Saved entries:
————————

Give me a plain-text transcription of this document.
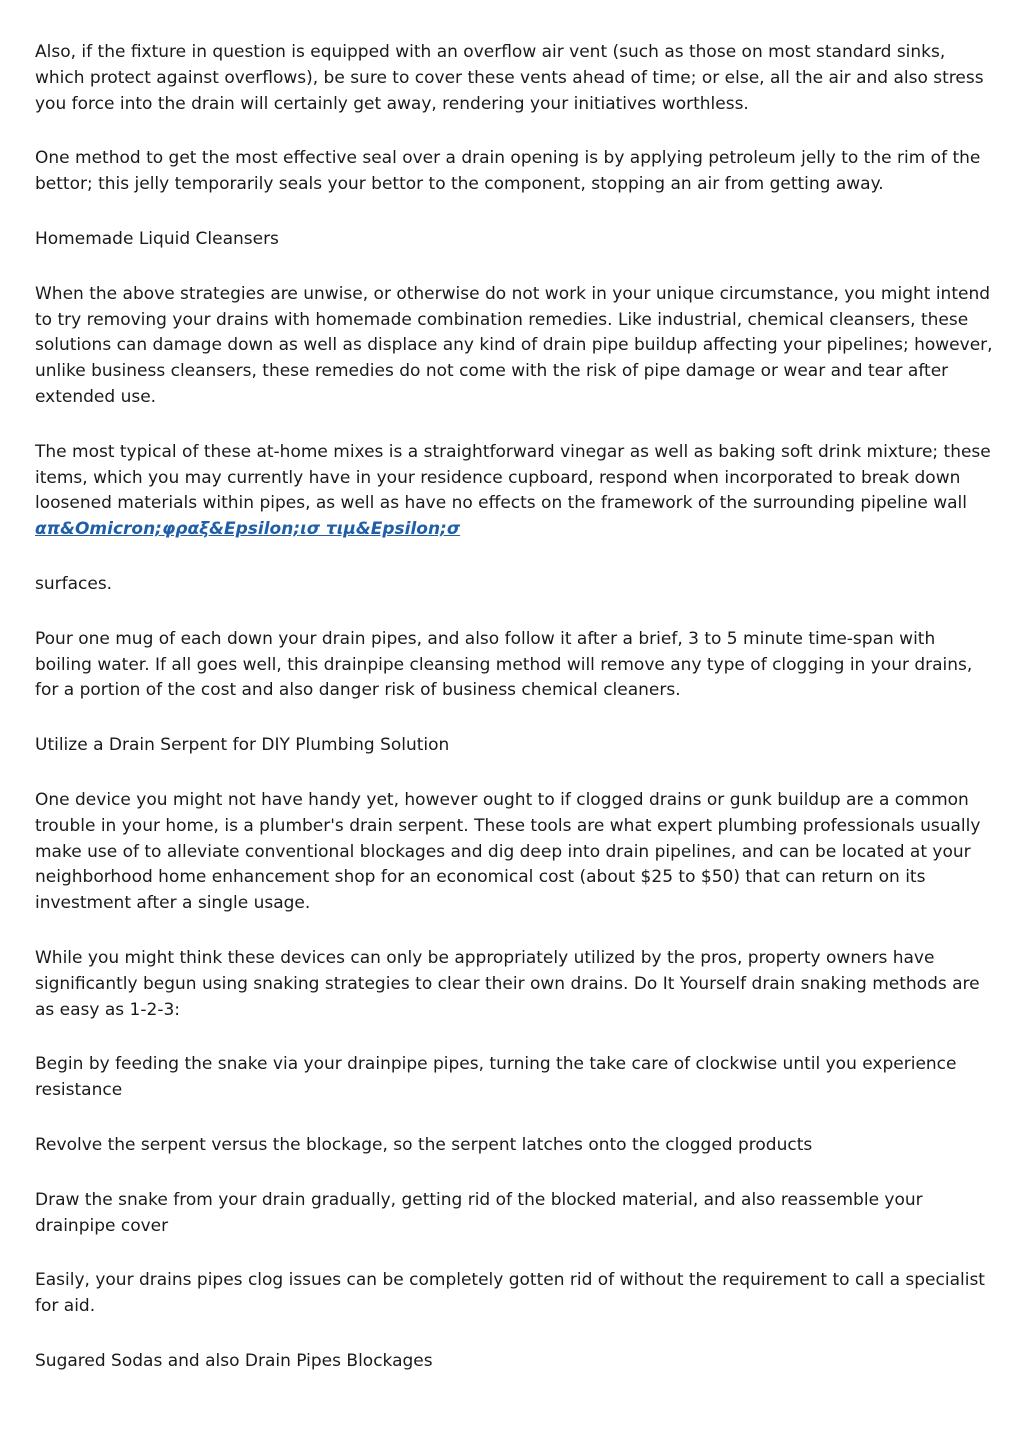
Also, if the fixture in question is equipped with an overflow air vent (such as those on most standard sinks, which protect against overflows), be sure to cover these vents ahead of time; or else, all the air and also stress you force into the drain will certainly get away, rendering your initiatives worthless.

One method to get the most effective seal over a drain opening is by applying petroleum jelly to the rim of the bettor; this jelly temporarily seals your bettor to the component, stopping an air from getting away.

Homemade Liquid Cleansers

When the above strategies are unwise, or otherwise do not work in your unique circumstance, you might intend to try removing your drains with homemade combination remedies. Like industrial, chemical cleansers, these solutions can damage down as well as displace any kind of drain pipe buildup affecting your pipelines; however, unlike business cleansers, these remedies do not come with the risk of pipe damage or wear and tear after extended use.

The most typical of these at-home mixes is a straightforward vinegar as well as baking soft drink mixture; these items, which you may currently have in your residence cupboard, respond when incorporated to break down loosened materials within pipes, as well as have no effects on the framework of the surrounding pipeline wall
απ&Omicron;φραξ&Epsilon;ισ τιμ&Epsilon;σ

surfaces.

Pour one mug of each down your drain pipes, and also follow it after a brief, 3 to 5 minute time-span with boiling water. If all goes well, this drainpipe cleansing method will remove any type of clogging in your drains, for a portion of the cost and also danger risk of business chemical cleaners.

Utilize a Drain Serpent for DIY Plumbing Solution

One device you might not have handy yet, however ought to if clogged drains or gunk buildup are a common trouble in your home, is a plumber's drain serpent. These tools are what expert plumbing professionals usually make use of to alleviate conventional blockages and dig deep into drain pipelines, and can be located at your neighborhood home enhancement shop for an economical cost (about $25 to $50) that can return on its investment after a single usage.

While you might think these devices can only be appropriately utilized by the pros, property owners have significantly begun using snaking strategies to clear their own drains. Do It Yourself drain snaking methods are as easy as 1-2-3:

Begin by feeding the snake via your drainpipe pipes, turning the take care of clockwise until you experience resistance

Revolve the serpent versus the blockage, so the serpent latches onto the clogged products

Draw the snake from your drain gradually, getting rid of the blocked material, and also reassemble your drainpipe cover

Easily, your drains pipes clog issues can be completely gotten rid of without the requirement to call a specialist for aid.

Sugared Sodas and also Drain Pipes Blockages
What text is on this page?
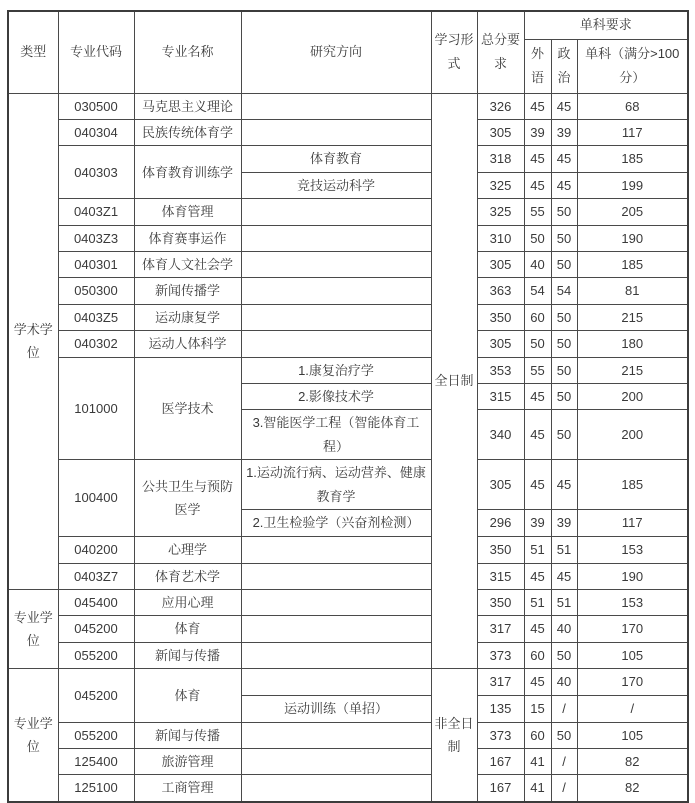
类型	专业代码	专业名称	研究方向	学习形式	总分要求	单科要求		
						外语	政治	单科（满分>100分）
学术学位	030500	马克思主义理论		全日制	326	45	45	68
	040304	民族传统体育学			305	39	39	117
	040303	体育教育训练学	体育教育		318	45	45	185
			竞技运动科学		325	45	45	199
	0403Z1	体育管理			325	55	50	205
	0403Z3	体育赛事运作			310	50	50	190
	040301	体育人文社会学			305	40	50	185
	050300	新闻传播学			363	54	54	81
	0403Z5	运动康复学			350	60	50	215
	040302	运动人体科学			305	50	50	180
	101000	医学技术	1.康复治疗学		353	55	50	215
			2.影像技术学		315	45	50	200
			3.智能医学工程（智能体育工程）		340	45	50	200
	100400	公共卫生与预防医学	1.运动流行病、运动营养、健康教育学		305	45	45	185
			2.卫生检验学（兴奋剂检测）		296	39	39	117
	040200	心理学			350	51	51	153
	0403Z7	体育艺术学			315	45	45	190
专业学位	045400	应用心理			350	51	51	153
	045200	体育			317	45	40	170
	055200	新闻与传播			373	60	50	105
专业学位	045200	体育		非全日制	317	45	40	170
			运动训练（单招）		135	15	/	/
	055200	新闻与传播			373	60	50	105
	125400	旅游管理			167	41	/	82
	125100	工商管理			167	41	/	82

————————

* **Exercise instructions**: Identify and list each line with the word "from".

* **The result**:
One method to get the most effective seal over a drain opening is by applying petroleum jelly to the rim of the bettor; this jelly temporarily seals your bettor to the component, stopping an air from getting away.
Draw the snake from your drain gradually, getting rid of the blocked material, and also reassemble your drainpipe cover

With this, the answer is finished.